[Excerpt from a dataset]
>> BEGIN
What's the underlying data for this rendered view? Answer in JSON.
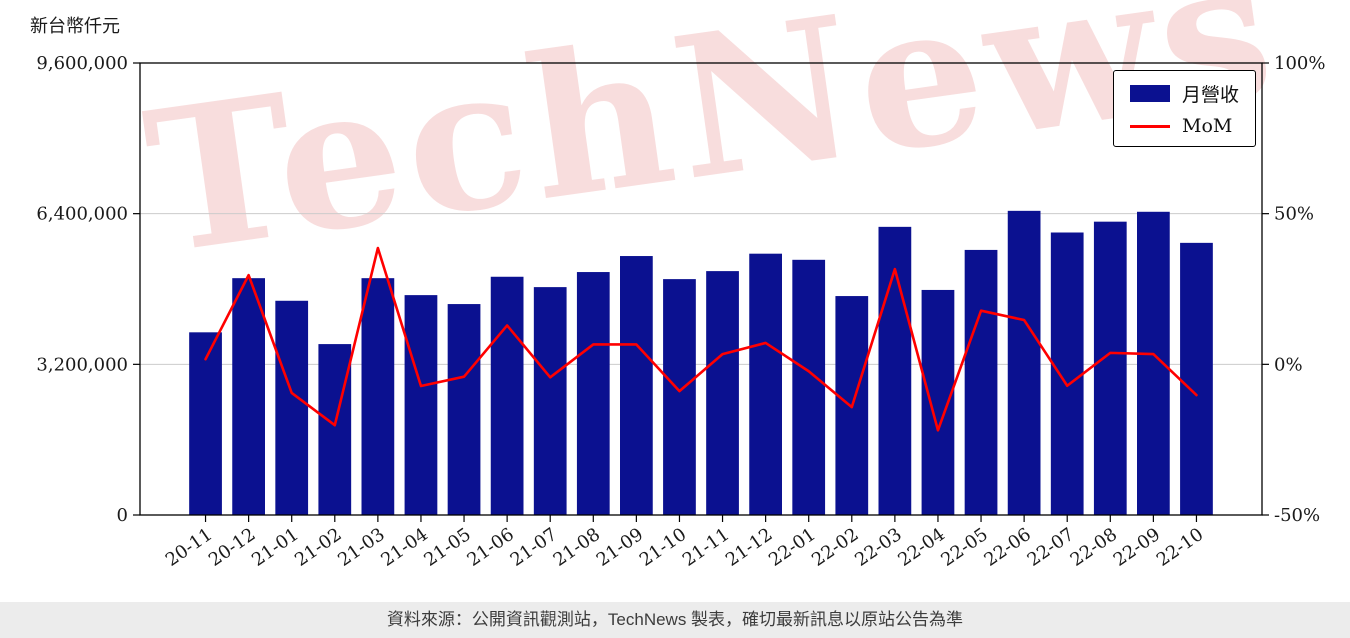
{
  "page": {
    "unit_label": "新台幣仟元",
    "watermark": "TechNews",
    "footer_text": "資料來源：公開資訊觀測站，TechNews 製表，確切最新訊息以原站公告為準"
  },
  "legend": {
    "series1": "月營收",
    "series2": "MoM"
  },
  "chart_data": {
    "type": "bar+line",
    "title": "",
    "grid": "horizontal",
    "legend_position": "top-right",
    "categories": [
      "20-11",
      "20-12",
      "21-01",
      "21-02",
      "21-03",
      "21-04",
      "21-05",
      "21-06",
      "21-07",
      "21-08",
      "21-09",
      "21-10",
      "21-11",
      "21-12",
      "22-01",
      "22-02",
      "22-03",
      "22-04",
      "22-05",
      "22-06",
      "22-07",
      "22-08",
      "22-09",
      "22-10"
    ],
    "series": [
      {
        "name": "月營收",
        "kind": "bar",
        "axis": "left",
        "color": "#0b1190",
        "values": [
          3880000,
          5030000,
          4550000,
          3630000,
          5030000,
          4670000,
          4480000,
          5060000,
          4840000,
          5160000,
          5500000,
          5010000,
          5180000,
          5550000,
          5420000,
          4650000,
          6120000,
          4780000,
          5630000,
          6460000,
          6000000,
          6230000,
          6440000,
          5780000
        ]
      },
      {
        "name": "MoM",
        "kind": "line",
        "axis": "right",
        "color": "#ff0000",
        "values": [
          1.7,
          29.6,
          -9.5,
          -20.2,
          38.6,
          -7.2,
          -4.1,
          12.9,
          -4.3,
          6.6,
          6.6,
          -8.9,
          3.4,
          7.1,
          -2.3,
          -14.2,
          31.6,
          -21.9,
          17.8,
          14.7,
          -7.1,
          3.8,
          3.4,
          -10.2
        ]
      }
    ],
    "left_axis": {
      "label": "新台幣仟元",
      "range": [
        0,
        9600000
      ],
      "ticks": [
        0,
        3200000,
        6400000,
        9600000
      ],
      "tick_labels": [
        "0",
        "3,200,000",
        "6,400,000",
        "9,600,000"
      ]
    },
    "right_axis": {
      "label": "",
      "range": [
        -50,
        100
      ],
      "ticks": [
        -50,
        0,
        50,
        100
      ],
      "tick_labels": [
        "-50%",
        "0%",
        "50%",
        "100%"
      ]
    }
  }
}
>> END
# Aim
Copy each line above precisely, dropping the pictures.

# Solution to this task
What's the underlying data for this rendered view? Answer in JSON.
{
  "page": {
    "unit_label": "新台幣仟元",
    "watermark": "TechNews",
    "footer_text": "資料來源：公開資訊觀測站，TechNews 製表，確切最新訊息以原站公告為準"
  },
  "legend": {
    "series1": "月營收",
    "series2": "MoM"
  },
  "chart_data": {
    "type": "bar+line",
    "title": "",
    "grid": "horizontal",
    "legend_position": "top-right",
    "categories": [
      "20-11",
      "20-12",
      "21-01",
      "21-02",
      "21-03",
      "21-04",
      "21-05",
      "21-06",
      "21-07",
      "21-08",
      "21-09",
      "21-10",
      "21-11",
      "21-12",
      "22-01",
      "22-02",
      "22-03",
      "22-04",
      "22-05",
      "22-06",
      "22-07",
      "22-08",
      "22-09",
      "22-10"
    ],
    "series": [
      {
        "name": "月營收",
        "kind": "bar",
        "axis": "left",
        "color": "#0b1190",
        "values": [
          3880000,
          5030000,
          4550000,
          3630000,
          5030000,
          4670000,
          4480000,
          5060000,
          4840000,
          5160000,
          5500000,
          5010000,
          5180000,
          5550000,
          5420000,
          4650000,
          6120000,
          4780000,
          5630000,
          6460000,
          6000000,
          6230000,
          6440000,
          5780000
        ]
      },
      {
        "name": "MoM",
        "kind": "line",
        "axis": "right",
        "color": "#ff0000",
        "values": [
          1.7,
          29.6,
          -9.5,
          -20.2,
          38.6,
          -7.2,
          -4.1,
          12.9,
          -4.3,
          6.6,
          6.6,
          -8.9,
          3.4,
          7.1,
          -2.3,
          -14.2,
          31.6,
          -21.9,
          17.8,
          14.7,
          -7.1,
          3.8,
          3.4,
          -10.2
        ]
      }
    ],
    "left_axis": {
      "label": "新台幣仟元",
      "range": [
        0,
        9600000
      ],
      "ticks": [
        0,
        3200000,
        6400000,
        9600000
      ],
      "tick_labels": [
        "0",
        "3,200,000",
        "6,400,000",
        "9,600,000"
      ]
    },
    "right_axis": {
      "label": "",
      "range": [
        -50,
        100
      ],
      "ticks": [
        -50,
        0,
        50,
        100
      ],
      "tick_labels": [
        "-50%",
        "0%",
        "50%",
        "100%"
      ]
    }
  }
}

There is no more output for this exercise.